Requirement
Entries follow. Set all of them down as they stand.

Records for the exercise
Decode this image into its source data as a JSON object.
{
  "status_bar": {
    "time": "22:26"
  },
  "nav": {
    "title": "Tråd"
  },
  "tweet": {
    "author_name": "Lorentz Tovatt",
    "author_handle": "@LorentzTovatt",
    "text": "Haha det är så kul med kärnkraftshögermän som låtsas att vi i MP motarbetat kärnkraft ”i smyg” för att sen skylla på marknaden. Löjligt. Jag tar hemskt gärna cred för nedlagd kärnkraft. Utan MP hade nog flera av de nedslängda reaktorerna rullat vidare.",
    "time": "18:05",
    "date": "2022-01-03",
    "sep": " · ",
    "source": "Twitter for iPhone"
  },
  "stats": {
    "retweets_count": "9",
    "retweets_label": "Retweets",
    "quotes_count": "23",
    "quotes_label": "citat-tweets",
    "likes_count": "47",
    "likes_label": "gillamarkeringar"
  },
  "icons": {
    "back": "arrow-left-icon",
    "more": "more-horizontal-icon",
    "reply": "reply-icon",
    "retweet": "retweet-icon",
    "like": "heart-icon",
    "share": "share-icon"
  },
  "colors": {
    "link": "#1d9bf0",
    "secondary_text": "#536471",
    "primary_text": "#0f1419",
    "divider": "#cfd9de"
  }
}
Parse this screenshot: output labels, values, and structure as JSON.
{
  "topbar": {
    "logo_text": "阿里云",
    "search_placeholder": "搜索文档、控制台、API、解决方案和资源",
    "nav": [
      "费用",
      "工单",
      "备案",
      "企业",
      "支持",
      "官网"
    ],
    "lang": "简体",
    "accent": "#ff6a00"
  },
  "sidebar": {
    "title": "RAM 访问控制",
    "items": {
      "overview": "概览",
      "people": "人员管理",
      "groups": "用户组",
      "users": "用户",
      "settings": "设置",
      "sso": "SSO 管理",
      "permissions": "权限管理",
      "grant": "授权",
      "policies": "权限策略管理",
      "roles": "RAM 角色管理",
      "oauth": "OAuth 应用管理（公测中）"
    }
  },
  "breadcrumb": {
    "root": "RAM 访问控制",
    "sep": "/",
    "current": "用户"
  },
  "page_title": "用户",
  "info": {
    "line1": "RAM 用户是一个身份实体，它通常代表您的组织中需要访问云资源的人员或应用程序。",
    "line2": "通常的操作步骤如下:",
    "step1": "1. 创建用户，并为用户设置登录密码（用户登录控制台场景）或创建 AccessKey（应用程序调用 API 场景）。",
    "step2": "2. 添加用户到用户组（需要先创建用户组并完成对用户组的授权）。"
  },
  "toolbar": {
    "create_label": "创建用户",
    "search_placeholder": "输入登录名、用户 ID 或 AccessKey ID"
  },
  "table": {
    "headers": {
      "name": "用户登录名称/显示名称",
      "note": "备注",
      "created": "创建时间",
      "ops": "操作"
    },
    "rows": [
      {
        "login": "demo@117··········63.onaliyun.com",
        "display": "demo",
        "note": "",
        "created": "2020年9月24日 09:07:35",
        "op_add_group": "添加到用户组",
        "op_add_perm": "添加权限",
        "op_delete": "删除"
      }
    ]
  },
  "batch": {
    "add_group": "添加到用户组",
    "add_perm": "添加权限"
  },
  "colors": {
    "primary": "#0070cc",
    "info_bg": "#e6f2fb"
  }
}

Solved problem
Decode this image into its source data as a JSON object.
{
  "status_bar": {
    "time": "22:26"
  },
  "nav": {
    "title": "Tråd"
  },
  "tweet": {
    "author_name": "Lorentz Tovatt",
    "author_handle": "@LorentzTovatt",
    "text": "Haha det är så kul med kärnkraftshögermän som låtsas att vi i MP motarbetat kärnkraft ”i smyg” för att sen skylla på marknaden. Löjligt. Jag tar hemskt gärna cred för nedlagd kärnkraft. Utan MP hade nog flera av de nedslängda reaktorerna rullat vidare.",
    "time": "18:05",
    "date": "2022-01-03",
    "sep": " · ",
    "source": "Twitter for iPhone"
  },
  "stats": {
    "retweets_count": "9",
    "retweets_label": "Retweets",
    "quotes_count": "23",
    "quotes_label": "citat-tweets",
    "likes_count": "47",
    "likes_label": "gillamarkeringar"
  },
  "icons": {
    "back": "arrow-left-icon",
    "more": "more-horizontal-icon",
    "reply": "reply-icon",
    "retweet": "retweet-icon",
    "like": "heart-icon",
    "share": "share-icon"
  },
  "colors": {
    "link": "#1d9bf0",
    "secondary_text": "#536471",
    "primary_text": "#0f1419",
    "divider": "#cfd9de"
  }
}
Parse this screenshot: output labels, values, and structure as JSON.
{
  "topbar": {
    "logo_text": "阿里云",
    "search_placeholder": "搜索文档、控制台、API、解决方案和资源",
    "nav": [
      "费用",
      "工单",
      "备案",
      "企业",
      "支持",
      "官网"
    ],
    "lang": "简体",
    "accent": "#ff6a00"
  },
  "sidebar": {
    "title": "RAM 访问控制",
    "items": {
      "overview": "概览",
      "people": "人员管理",
      "groups": "用户组",
      "users": "用户",
      "settings": "设置",
      "sso": "SSO 管理",
      "permissions": "权限管理",
      "grant": "授权",
      "policies": "权限策略管理",
      "roles": "RAM 角色管理",
      "oauth": "OAuth 应用管理（公测中）"
    }
  },
  "breadcrumb": {
    "root": "RAM 访问控制",
    "sep": "/",
    "current": "用户"
  },
  "page_title": "用户",
  "info": {
    "line1": "RAM 用户是一个身份实体，它通常代表您的组织中需要访问云资源的人员或应用程序。",
    "line2": "通常的操作步骤如下:",
    "step1": "1. 创建用户，并为用户设置登录密码（用户登录控制台场景）或创建 AccessKey（应用程序调用 API 场景）。",
    "step2": "2. 添加用户到用户组（需要先创建用户组并完成对用户组的授权）。"
  },
  "toolbar": {
    "create_label": "创建用户",
    "search_placeholder": "输入登录名、用户 ID 或 AccessKey ID"
  },
  "table": {
    "headers": {
      "name": "用户登录名称/显示名称",
      "note": "备注",
      "created": "创建时间",
      "ops": "操作"
    },
    "rows": [
      {
        "login": "demo@117··········63.onaliyun.com",
        "display": "demo",
        "note": "",
        "created": "2020年9月24日 09:07:35",
        "op_add_group": "添加到用户组",
        "op_add_perm": "添加权限",
        "op_delete": "删除"
      }
    ]
  },
  "batch": {
    "add_group": "添加到用户组",
    "add_perm": "添加权限"
  },
  "colors": {
    "primary": "#0070cc",
    "info_bg": "#e6f2fb"
  }
}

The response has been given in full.